= Task instructions =
Make an exact copy of the listing below.

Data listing
===============
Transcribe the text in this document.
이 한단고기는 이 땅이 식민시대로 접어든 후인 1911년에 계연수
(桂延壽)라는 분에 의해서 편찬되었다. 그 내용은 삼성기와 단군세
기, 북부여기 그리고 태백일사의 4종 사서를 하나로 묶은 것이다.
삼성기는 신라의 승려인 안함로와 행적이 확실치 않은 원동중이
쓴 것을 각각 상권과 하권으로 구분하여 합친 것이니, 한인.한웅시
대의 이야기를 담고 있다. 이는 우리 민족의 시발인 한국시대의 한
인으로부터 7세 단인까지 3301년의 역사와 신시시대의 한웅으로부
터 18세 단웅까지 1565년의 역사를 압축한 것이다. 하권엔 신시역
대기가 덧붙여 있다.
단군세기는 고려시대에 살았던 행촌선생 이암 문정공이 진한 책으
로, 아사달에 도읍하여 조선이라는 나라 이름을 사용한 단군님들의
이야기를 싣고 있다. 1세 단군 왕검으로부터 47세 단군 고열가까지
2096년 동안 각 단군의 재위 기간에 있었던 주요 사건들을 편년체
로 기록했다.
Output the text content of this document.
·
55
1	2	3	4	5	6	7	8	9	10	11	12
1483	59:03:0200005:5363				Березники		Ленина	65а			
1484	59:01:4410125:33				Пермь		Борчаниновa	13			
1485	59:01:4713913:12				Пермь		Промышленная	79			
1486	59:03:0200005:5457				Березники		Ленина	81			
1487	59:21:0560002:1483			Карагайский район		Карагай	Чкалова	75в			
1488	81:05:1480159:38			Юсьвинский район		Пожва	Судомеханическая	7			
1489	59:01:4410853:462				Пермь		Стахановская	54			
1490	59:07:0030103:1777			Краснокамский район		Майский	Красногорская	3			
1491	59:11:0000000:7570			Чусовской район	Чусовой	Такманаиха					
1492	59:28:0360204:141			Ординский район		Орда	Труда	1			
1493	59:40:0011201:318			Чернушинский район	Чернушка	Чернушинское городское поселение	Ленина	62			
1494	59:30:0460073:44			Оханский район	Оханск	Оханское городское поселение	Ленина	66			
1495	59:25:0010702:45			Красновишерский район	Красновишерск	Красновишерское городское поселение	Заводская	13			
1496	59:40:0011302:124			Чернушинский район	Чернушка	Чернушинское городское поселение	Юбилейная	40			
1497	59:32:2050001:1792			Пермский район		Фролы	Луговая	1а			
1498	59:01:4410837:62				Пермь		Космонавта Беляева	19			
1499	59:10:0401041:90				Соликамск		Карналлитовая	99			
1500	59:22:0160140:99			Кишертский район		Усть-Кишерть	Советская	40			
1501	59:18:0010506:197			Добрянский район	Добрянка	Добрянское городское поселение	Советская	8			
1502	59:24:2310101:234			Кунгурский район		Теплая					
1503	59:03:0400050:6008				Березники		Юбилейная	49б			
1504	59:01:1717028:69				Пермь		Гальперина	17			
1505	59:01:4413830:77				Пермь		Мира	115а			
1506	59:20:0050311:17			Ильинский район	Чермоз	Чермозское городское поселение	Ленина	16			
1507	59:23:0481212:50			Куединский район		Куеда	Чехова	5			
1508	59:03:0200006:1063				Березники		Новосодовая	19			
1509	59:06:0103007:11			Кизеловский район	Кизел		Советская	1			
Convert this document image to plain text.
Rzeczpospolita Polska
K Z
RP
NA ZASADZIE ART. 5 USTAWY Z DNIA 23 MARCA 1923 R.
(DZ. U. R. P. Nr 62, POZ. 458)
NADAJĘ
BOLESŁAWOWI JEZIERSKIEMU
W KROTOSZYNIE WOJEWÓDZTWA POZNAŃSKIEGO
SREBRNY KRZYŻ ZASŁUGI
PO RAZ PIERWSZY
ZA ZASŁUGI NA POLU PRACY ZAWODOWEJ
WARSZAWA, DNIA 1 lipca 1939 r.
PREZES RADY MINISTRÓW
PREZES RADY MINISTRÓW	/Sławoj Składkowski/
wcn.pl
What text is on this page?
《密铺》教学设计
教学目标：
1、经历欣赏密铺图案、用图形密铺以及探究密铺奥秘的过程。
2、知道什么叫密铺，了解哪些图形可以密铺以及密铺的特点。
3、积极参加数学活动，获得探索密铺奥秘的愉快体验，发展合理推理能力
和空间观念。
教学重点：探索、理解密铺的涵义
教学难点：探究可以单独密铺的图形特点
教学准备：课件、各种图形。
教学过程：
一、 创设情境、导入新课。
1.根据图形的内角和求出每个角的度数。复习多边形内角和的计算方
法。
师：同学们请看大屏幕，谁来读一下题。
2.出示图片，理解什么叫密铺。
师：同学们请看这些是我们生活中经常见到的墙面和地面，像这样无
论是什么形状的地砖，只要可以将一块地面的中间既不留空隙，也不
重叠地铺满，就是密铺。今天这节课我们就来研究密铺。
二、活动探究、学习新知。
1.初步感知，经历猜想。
===============
= Full answer =
Transcribe the text in this document.
이 한단고기는 이 땅이 식민시대로 접어든 후인 1911년에 계연수
(桂延壽)라는 분에 의해서 편찬되었다. 그 내용은 삼성기와 단군세
기, 북부여기 그리고 태백일사의 4종 사서를 하나로 묶은 것이다.
삼성기는 신라의 승려인 안함로와 행적이 확실치 않은 원동중이
쓴 것을 각각 상권과 하권으로 구분하여 합친 것이니, 한인.한웅시
대의 이야기를 담고 있다. 이는 우리 민족의 시발인 한국시대의 한
인으로부터 7세 단인까지 3301년의 역사와 신시시대의 한웅으로부
터 18세 단웅까지 1565년의 역사를 압축한 것이다. 하권엔 신시역
대기가 덧붙여 있다.
단군세기는 고려시대에 살았던 행촌선생 이암 문정공이 진한 책으
로, 아사달에 도읍하여 조선이라는 나라 이름을 사용한 단군님들의
이야기를 싣고 있다. 1세 단군 왕검으로부터 47세 단군 고열가까지
2096년 동안 각 단군의 재위 기간에 있었던 주요 사건들을 편년체
로 기록했다.
Output the text content of this document.
·
55
1	2	3	4	5	6	7	8	9	10	11	12
1483	59:03:0200005:5363				Березники		Ленина	65а			
1484	59:01:4410125:33				Пермь		Борчаниновa	13			
1485	59:01:4713913:12				Пермь		Промышленная	79			
1486	59:03:0200005:5457				Березники		Ленина	81			
1487	59:21:0560002:1483			Карагайский район		Карагай	Чкалова	75в			
1488	81:05:1480159:38			Юсьвинский район		Пожва	Судомеханическая	7			
1489	59:01:4410853:462				Пермь		Стахановская	54			
1490	59:07:0030103:1777			Краснокамский район		Майский	Красногорская	3			
1491	59:11:0000000:7570			Чусовской район	Чусовой	Такманаиха					
1492	59:28:0360204:141			Ординский район		Орда	Труда	1			
1493	59:40:0011201:318			Чернушинский район	Чернушка	Чернушинское городское поселение	Ленина	62			
1494	59:30:0460073:44			Оханский район	Оханск	Оханское городское поселение	Ленина	66			
1495	59:25:0010702:45			Красновишерский район	Красновишерск	Красновишерское городское поселение	Заводская	13			
1496	59:40:0011302:124			Чернушинский район	Чернушка	Чернушинское городское поселение	Юбилейная	40			
1497	59:32:2050001:1792			Пермский район		Фролы	Луговая	1а			
1498	59:01:4410837:62				Пермь		Космонавта Беляева	19			
1499	59:10:0401041:90				Соликамск		Карналлитовая	99			
1500	59:22:0160140:99			Кишертский район		Усть-Кишерть	Советская	40			
1501	59:18:0010506:197			Добрянский район	Добрянка	Добрянское городское поселение	Советская	8			
1502	59:24:2310101:234			Кунгурский район		Теплая					
1503	59:03:0400050:6008				Березники		Юбилейная	49б			
1504	59:01:1717028:69				Пермь		Гальперина	17			
1505	59:01:4413830:77				Пермь		Мира	115а			
1506	59:20:0050311:17			Ильинский район	Чермоз	Чермозское городское поселение	Ленина	16			
1507	59:23:0481212:50			Куединский район		Куеда	Чехова	5			
1508	59:03:0200006:1063				Березники		Новосодовая	19			
1509	59:06:0103007:11			Кизеловский район	Кизел		Советская	1			
Convert this document image to plain text.
Rzeczpospolita Polska
K Z
RP
NA ZASADZIE ART. 5 USTAWY Z DNIA 23 MARCA 1923 R.
(DZ. U. R. P. Nr 62, POZ. 458)
NADAJĘ
BOLESŁAWOWI JEZIERSKIEMU
W KROTOSZYNIE WOJEWÓDZTWA POZNAŃSKIEGO
SREBRNY KRZYŻ ZASŁUGI
PO RAZ PIERWSZY
ZA ZASŁUGI NA POLU PRACY ZAWODOWEJ
WARSZAWA, DNIA 1 lipca 1939 r.
PREZES RADY MINISTRÓW
PREZES RADY MINISTRÓW	/Sławoj Składkowski/
wcn.pl
What text is on this page?
《密铺》教学设计
教学目标：
1、经历欣赏密铺图案、用图形密铺以及探究密铺奥秘的过程。
2、知道什么叫密铺，了解哪些图形可以密铺以及密铺的特点。
3、积极参加数学活动，获得探索密铺奥秘的愉快体验，发展合理推理能力
和空间观念。
教学重点：探索、理解密铺的涵义
教学难点：探究可以单独密铺的图形特点
教学准备：课件、各种图形。
教学过程：
一、 创设情境、导入新课。
1.根据图形的内角和求出每个角的度数。复习多边形内角和的计算方
法。
师：同学们请看大屏幕，谁来读一下题。
2.出示图片，理解什么叫密铺。
师：同学们请看这些是我们生活中经常见到的墙面和地面，像这样无
论是什么形状的地砖，只要可以将一块地面的中间既不留空隙，也不
重叠地铺满，就是密铺。今天这节课我们就来研究密铺。
二、活动探究、学习新知。
1.初步感知，经历猜想。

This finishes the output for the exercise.